*Problem details*. From the entries below, pull out each line where "Ноябрь" appears.

*Given records*.
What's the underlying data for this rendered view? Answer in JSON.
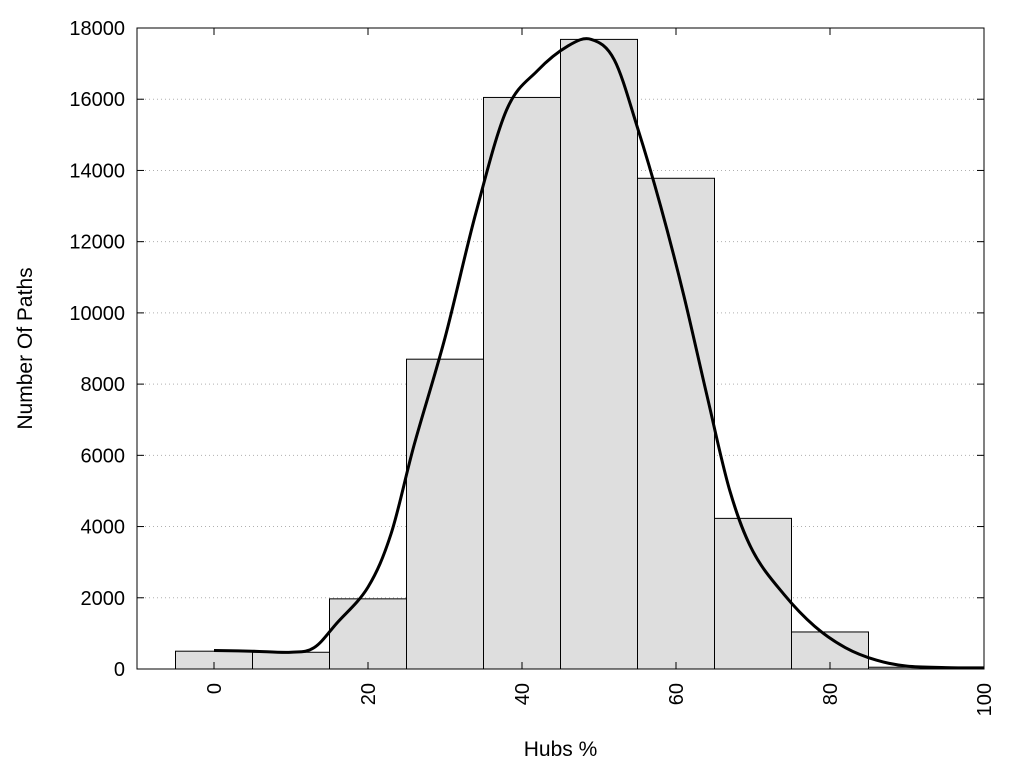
{
  "chart_data": {
    "type": "bar",
    "xlabel": "Hubs %",
    "ylabel": "Number Of Paths",
    "xlim": [
      -10,
      100
    ],
    "ylim": [
      0,
      18000
    ],
    "x_ticks": [
      "0",
      "20",
      "40",
      "60",
      "80",
      "100"
    ],
    "y_ticks": [
      "0",
      "2000",
      "4000",
      "6000",
      "8000",
      "10000",
      "12000",
      "14000",
      "16000",
      "18000"
    ],
    "grid": "horizontal-dotted",
    "bins": {
      "centers": [
        0,
        10,
        20,
        30,
        40,
        50,
        60,
        70,
        80,
        90
      ],
      "width": 10,
      "values": [
        500,
        470,
        1970,
        8700,
        16050,
        17680,
        13780,
        4230,
        1040,
        50
      ]
    },
    "density_curve": {
      "x": [
        0,
        5,
        10,
        13,
        16,
        20,
        23,
        26,
        30,
        34,
        38,
        42,
        46,
        49,
        52,
        55,
        58,
        61,
        64,
        67,
        70,
        74,
        78,
        82,
        86,
        90,
        95,
        100
      ],
      "y": [
        520,
        500,
        470,
        600,
        1300,
        2300,
        3800,
        6300,
        9300,
        12800,
        15700,
        16800,
        17500,
        17680,
        17100,
        15200,
        13000,
        10500,
        7700,
        5000,
        3300,
        2100,
        1200,
        600,
        250,
        80,
        40,
        30
      ]
    },
    "colors": {
      "bar_fill": "#dedede",
      "bar_stroke": "#000000",
      "curve": "#000000",
      "grid": "#b0b0b0"
    }
  }
}
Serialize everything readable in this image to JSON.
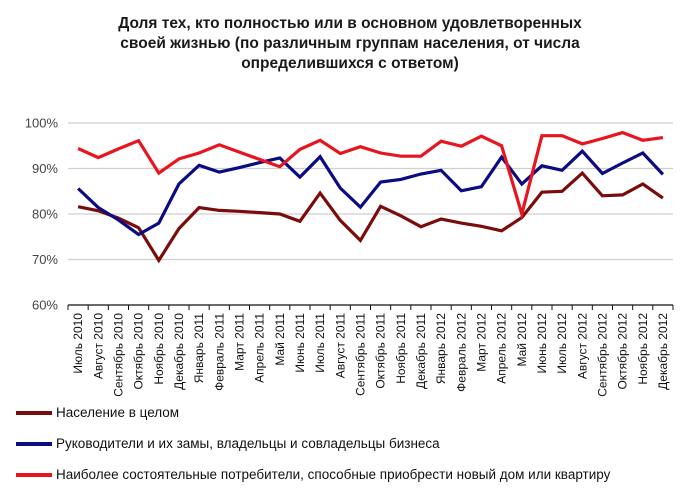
{
  "chart_data": {
    "type": "line",
    "title_lines": [
      "Доля тех, кто полностью или в основном удовлетворенных",
      "своей жизнью (по различным группам населения, от числа",
      "определившихся с ответом)"
    ],
    "xlabel": "",
    "ylabel": "",
    "ylim": [
      60,
      100
    ],
    "yticks": [
      "60%",
      "70%",
      "80%",
      "90%",
      "100%"
    ],
    "ytick_values": [
      60,
      70,
      80,
      90,
      100
    ],
    "grid": true,
    "legend_position": "bottom",
    "categories": [
      "Июль 2010",
      "Август 2010",
      "Сентябрь 2010",
      "Октябрь 2010",
      "Ноябрь 2010",
      "Декабрь 2010",
      "Январь 2011",
      "Февраль 2011",
      "Март 2011",
      "Апрель 2011",
      "Май 2011",
      "Июнь 2011",
      "Июль 2011",
      "Август 2011",
      "Сентябрь 2011",
      "Октябрь 2011",
      "Ноябрь 2011",
      "Декабрь 2011",
      "Январь 2012",
      "Февраль 2012",
      "Март 2012",
      "Апрель 2012",
      "Май 2012",
      "Июнь 2012",
      "Июль 2012",
      "Август 2012",
      "Сентябрь 2012",
      "Октябрь 2012",
      "Ноябрь 2012",
      "Декабрь 2012"
    ],
    "series": [
      {
        "name": "Население в целом",
        "color": "#7a0c0c",
        "values": [
          81.6,
          80.7,
          79.1,
          77.0,
          69.8,
          76.8,
          81.4,
          80.8,
          80.6,
          80.3,
          80.0,
          78.4,
          84.6,
          78.6,
          74.2,
          81.7,
          79.6,
          77.2,
          78.9,
          78.0,
          77.3,
          76.3,
          79.2,
          84.8,
          85.0,
          89.0,
          84.0,
          84.2,
          86.6,
          83.5
        ]
      },
      {
        "name": "Руководители и их замы, владельцы и совладельцы бизнеса",
        "color": "#0b0b82",
        "values": [
          85.6,
          81.4,
          78.7,
          75.5,
          78.0,
          86.6,
          90.7,
          89.2,
          90.2,
          91.3,
          92.3,
          88.1,
          92.6,
          85.7,
          81.5,
          87.0,
          87.6,
          88.8,
          89.6,
          85.1,
          86.0,
          92.5,
          86.6,
          90.6,
          89.6,
          93.8,
          88.9,
          91.2,
          93.4,
          88.7
        ]
      },
      {
        "name": "Наиболее состоятельные потребители, способные приобрести новый дом или квартиру",
        "color": "#e8141e",
        "values": [
          94.4,
          92.4,
          94.3,
          96.1,
          89.0,
          92.1,
          93.4,
          95.2,
          93.6,
          92.0,
          90.4,
          94.2,
          96.2,
          93.3,
          94.8,
          93.4,
          92.7,
          92.7,
          96.0,
          94.9,
          97.1,
          95.0,
          80.0,
          97.2,
          97.2,
          95.4,
          96.6,
          97.9,
          96.2,
          96.8
        ]
      }
    ]
  }
}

*Exercise result*.
      "Ноябрь 2010",
      "Ноябрь 2011",
      "Ноябрь 2012",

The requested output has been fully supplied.